_DATASET EXCERPTS_
▬▬▬

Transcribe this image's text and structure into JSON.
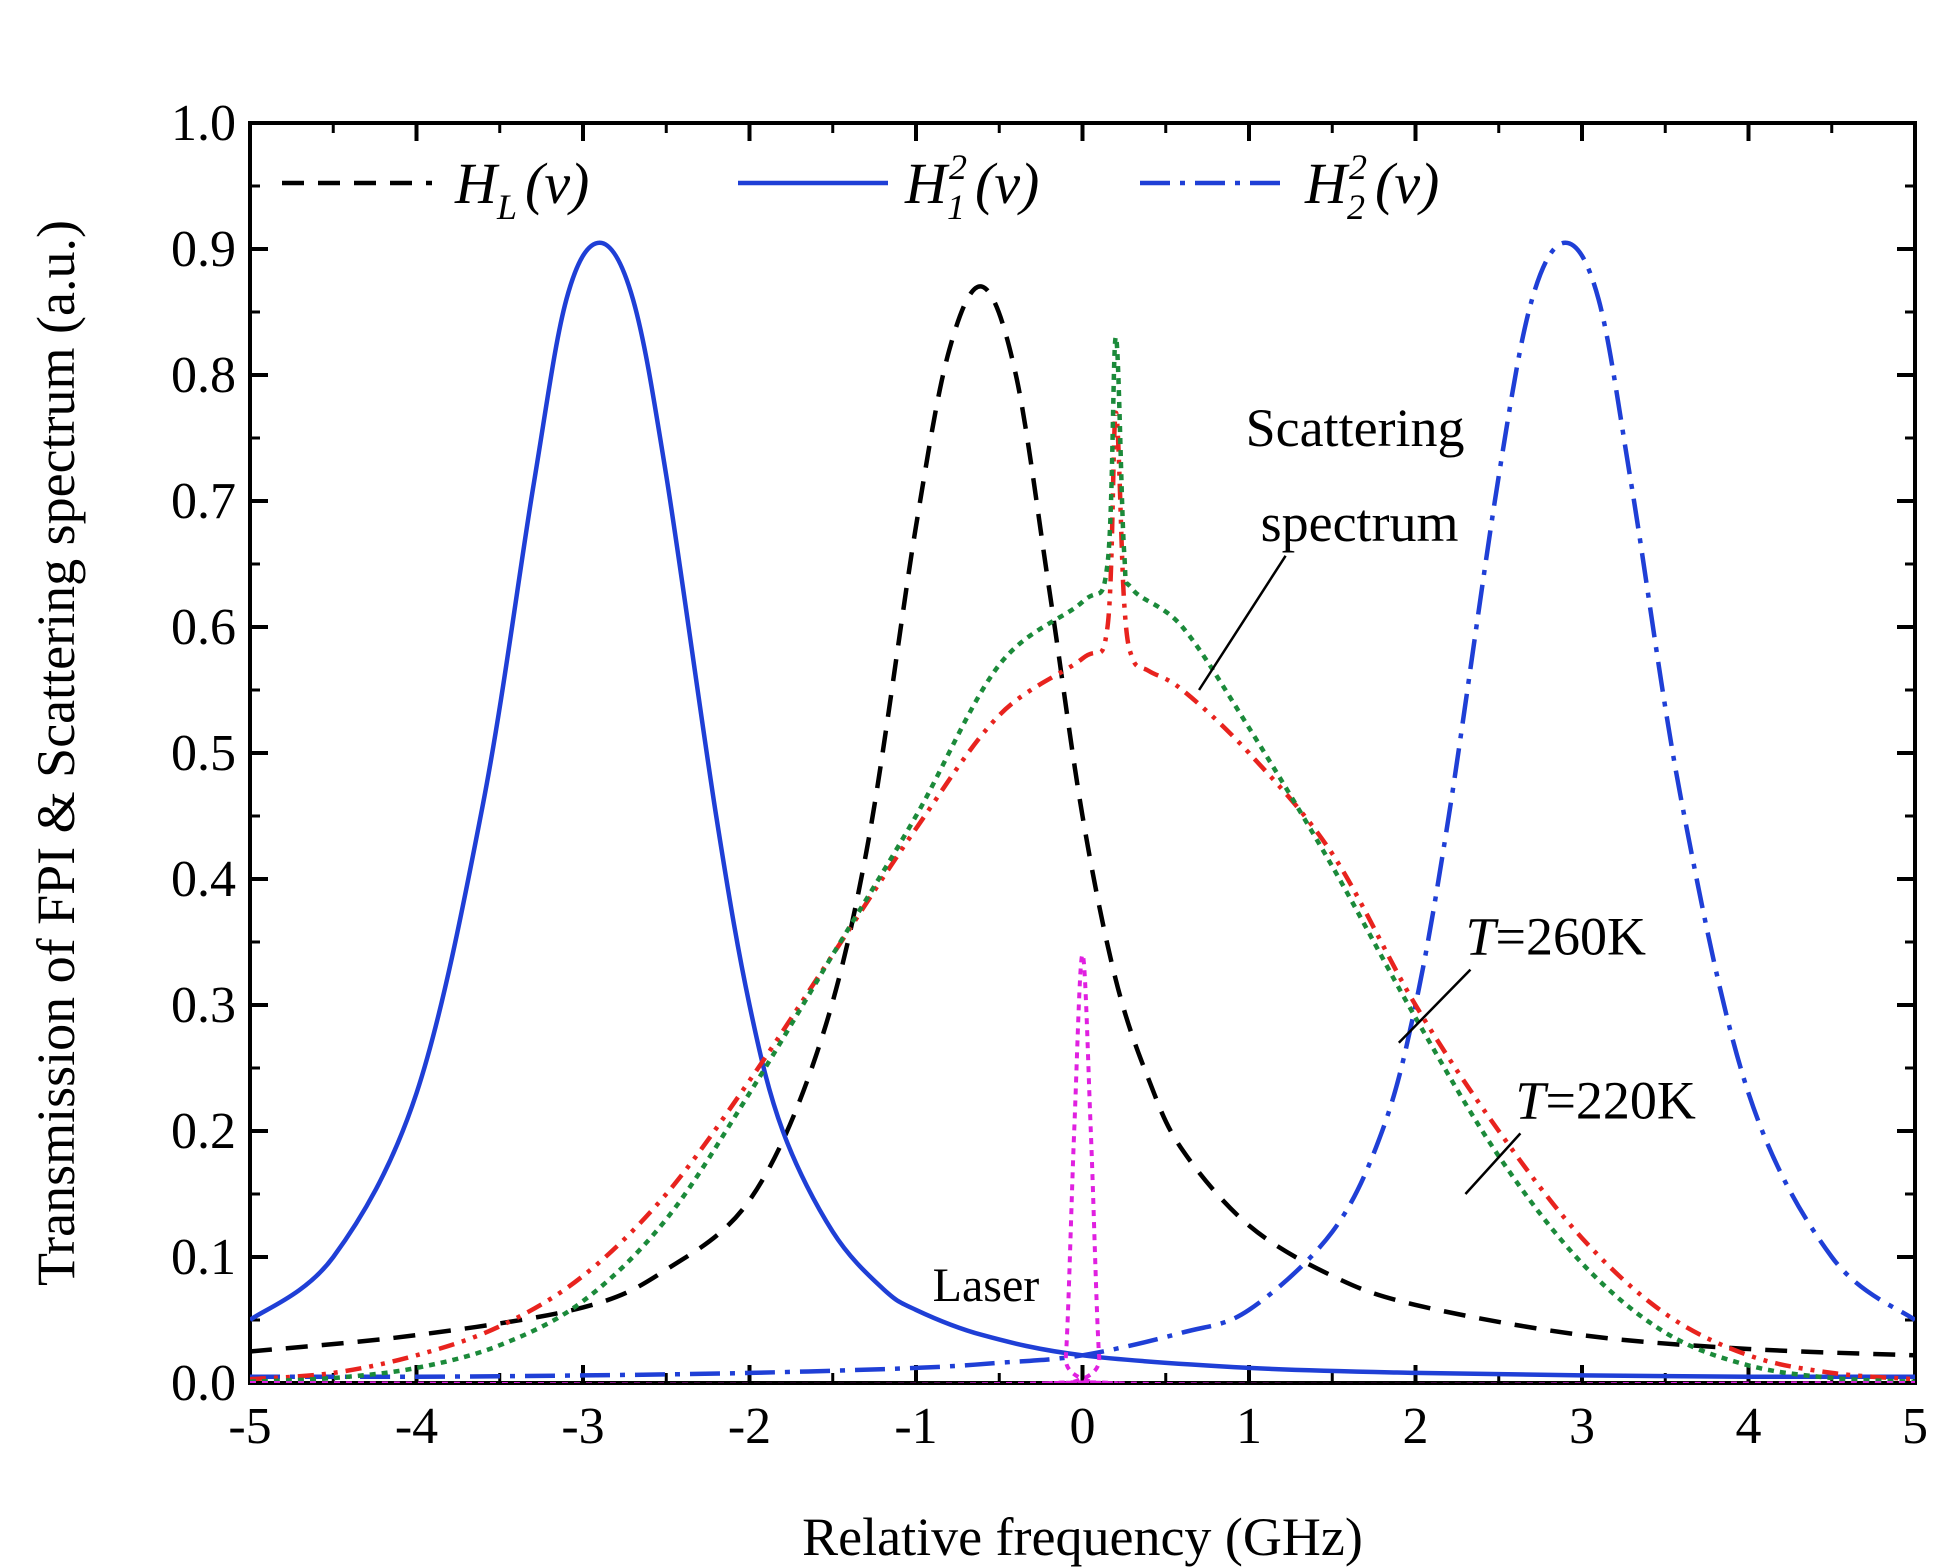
{
  "chart_data": {
    "type": "line",
    "xlabel": "Relative frequency (GHz)",
    "ylabel": "Transmission of FPI & Scattering spectrum (a.u.)",
    "xlim": [
      -5,
      5
    ],
    "ylim": [
      0.0,
      1.0
    ],
    "x_ticks": [
      "-5",
      "-4",
      "-3",
      "-2",
      "-1",
      "0",
      "1",
      "2",
      "3",
      "4",
      "5"
    ],
    "y_ticks": [
      "0.0",
      "0.1",
      "0.2",
      "0.3",
      "0.4",
      "0.5",
      "0.6",
      "0.7",
      "0.8",
      "0.9",
      "1.0"
    ],
    "legend": {
      "placement": "top",
      "items": [
        {
          "base": "H",
          "sub": "L",
          "sup": "",
          "arg": "(ν)",
          "color": "#000000",
          "dash": "dashed"
        },
        {
          "base": "H",
          "sub": "1",
          "sup": "2",
          "arg": "(ν)",
          "color": "#1f3fd6",
          "dash": "solid"
        },
        {
          "base": "H",
          "sub": "2",
          "sup": "2",
          "arg": "(ν)",
          "color": "#1f3fd6",
          "dash": "dashdot"
        }
      ]
    },
    "series": [
      {
        "key": "HL",
        "color": "#000000",
        "dash": "dashed",
        "x": [
          -5,
          -4,
          -3,
          -2.5,
          -2,
          -1.6,
          -1.3,
          -1.0,
          -0.8,
          -0.6,
          -0.4,
          -0.2,
          0.0,
          0.2,
          0.4,
          0.6,
          1.0,
          1.5,
          2.0,
          3.0,
          4.0,
          5.0
        ],
        "y": [
          0.025,
          0.038,
          0.06,
          0.09,
          0.145,
          0.26,
          0.42,
          0.68,
          0.82,
          0.87,
          0.8,
          0.63,
          0.45,
          0.32,
          0.24,
          0.185,
          0.125,
          0.085,
          0.062,
          0.038,
          0.027,
          0.022
        ]
      },
      {
        "key": "H1sq",
        "color": "#1f3fd6",
        "dash": "solid",
        "x": [
          -5,
          -4.5,
          -4,
          -3.6,
          -3.3,
          -3.1,
          -2.9,
          -2.7,
          -2.5,
          -2.2,
          -2.0,
          -1.8,
          -1.5,
          -1.2,
          -1.0,
          -0.6,
          0.0,
          1.0,
          2.0,
          3.0,
          4.0,
          5.0
        ],
        "y": [
          0.05,
          0.1,
          0.23,
          0.46,
          0.71,
          0.86,
          0.905,
          0.86,
          0.72,
          0.45,
          0.3,
          0.2,
          0.12,
          0.075,
          0.058,
          0.038,
          0.022,
          0.012,
          0.008,
          0.006,
          0.005,
          0.005
        ]
      },
      {
        "key": "H2sq",
        "color": "#1f3fd6",
        "dash": "dashdot",
        "x": [
          -5,
          -4,
          -3,
          -2,
          -1.0,
          -0.5,
          0.0,
          0.6,
          1.0,
          1.5,
          1.8,
          2.0,
          2.2,
          2.5,
          2.7,
          2.9,
          3.1,
          3.3,
          3.6,
          4.0,
          4.5,
          5.0
        ],
        "y": [
          0.005,
          0.005,
          0.006,
          0.008,
          0.012,
          0.016,
          0.022,
          0.04,
          0.058,
          0.12,
          0.2,
          0.3,
          0.45,
          0.72,
          0.86,
          0.905,
          0.86,
          0.71,
          0.46,
          0.23,
          0.1,
          0.05
        ]
      },
      {
        "key": "scatter_260K",
        "color": "#e8231e",
        "dash": "dashdotdot",
        "x": [
          -5,
          -4.5,
          -4,
          -3.5,
          -3,
          -2.5,
          -2,
          -1.5,
          -1.0,
          -0.5,
          0.0,
          0.15,
          0.2,
          0.25,
          0.3,
          0.4,
          0.6,
          1.0,
          1.5,
          2.0,
          2.5,
          3.0,
          3.5,
          4.0,
          4.5,
          5.0
        ],
        "y": [
          0.003,
          0.008,
          0.022,
          0.045,
          0.085,
          0.15,
          0.24,
          0.34,
          0.44,
          0.53,
          0.575,
          0.6,
          0.77,
          0.62,
          0.575,
          0.565,
          0.55,
          0.5,
          0.42,
          0.3,
          0.2,
          0.115,
          0.055,
          0.022,
          0.008,
          0.003
        ]
      },
      {
        "key": "scatter_220K",
        "color": "#1b8a3a",
        "dash": "dotted",
        "x": [
          -5,
          -4.5,
          -4,
          -3.5,
          -3,
          -2.5,
          -2,
          -1.5,
          -1.0,
          -0.5,
          0.0,
          0.15,
          0.2,
          0.25,
          0.3,
          0.6,
          1.0,
          1.5,
          2.0,
          2.5,
          3.0,
          3.5,
          4.0,
          4.5,
          5.0
        ],
        "y": [
          0.001,
          0.004,
          0.012,
          0.03,
          0.065,
          0.13,
          0.23,
          0.34,
          0.45,
          0.57,
          0.62,
          0.65,
          0.83,
          0.66,
          0.63,
          0.6,
          0.52,
          0.41,
          0.29,
          0.18,
          0.095,
          0.04,
          0.014,
          0.004,
          0.001
        ]
      },
      {
        "key": "laser",
        "color": "#e020e0",
        "dash": "dotted",
        "x": [
          -5,
          -0.15,
          -0.1,
          -0.05,
          0.0,
          0.05,
          0.1,
          0.15,
          5
        ],
        "y": [
          0.0,
          0.0,
          0.02,
          0.2,
          0.34,
          0.2,
          0.02,
          0.0,
          0.0
        ]
      }
    ],
    "annotations": [
      {
        "text_lines": [
          "Scattering",
          "spectrum"
        ],
        "x": 1.4,
        "y": 0.72,
        "pointer_to": [
          0.7,
          0.55
        ],
        "style": "normal"
      },
      {
        "prefix": "T",
        "text": "=260K",
        "x": 2.3,
        "y": 0.34,
        "pointer_to": [
          1.9,
          0.27
        ]
      },
      {
        "prefix": "T",
        "text": "=220K",
        "x": 2.6,
        "y": 0.21,
        "pointer_to": [
          2.3,
          0.15
        ]
      },
      {
        "text": "Laser",
        "x": -0.9,
        "y": 0.065
      }
    ]
  }
}
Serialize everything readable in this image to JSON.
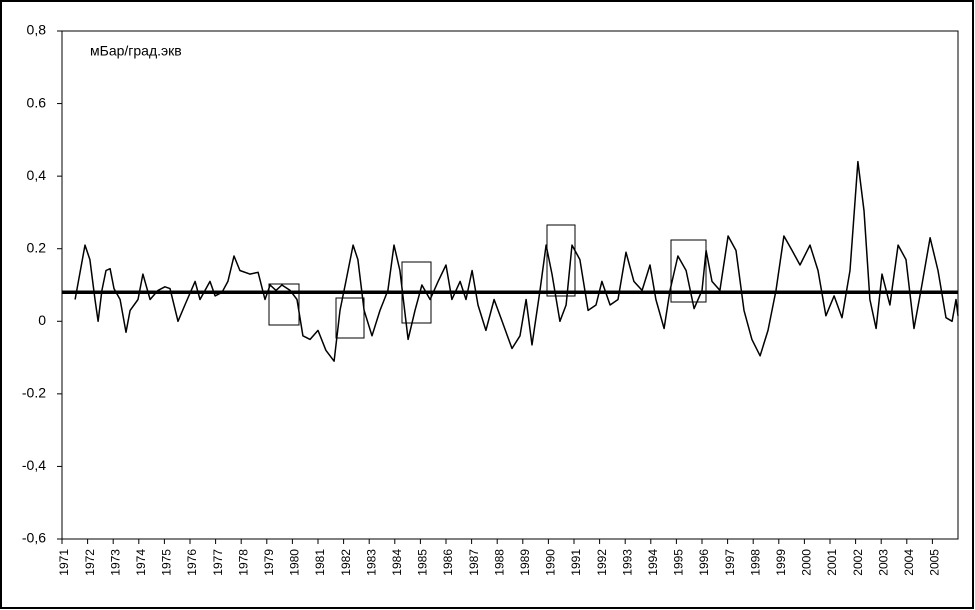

▬▬▬

_DO THIS_
Exactly how many lines contain "JSON"? State the number and nothing else.

_TASK ANSWER_
2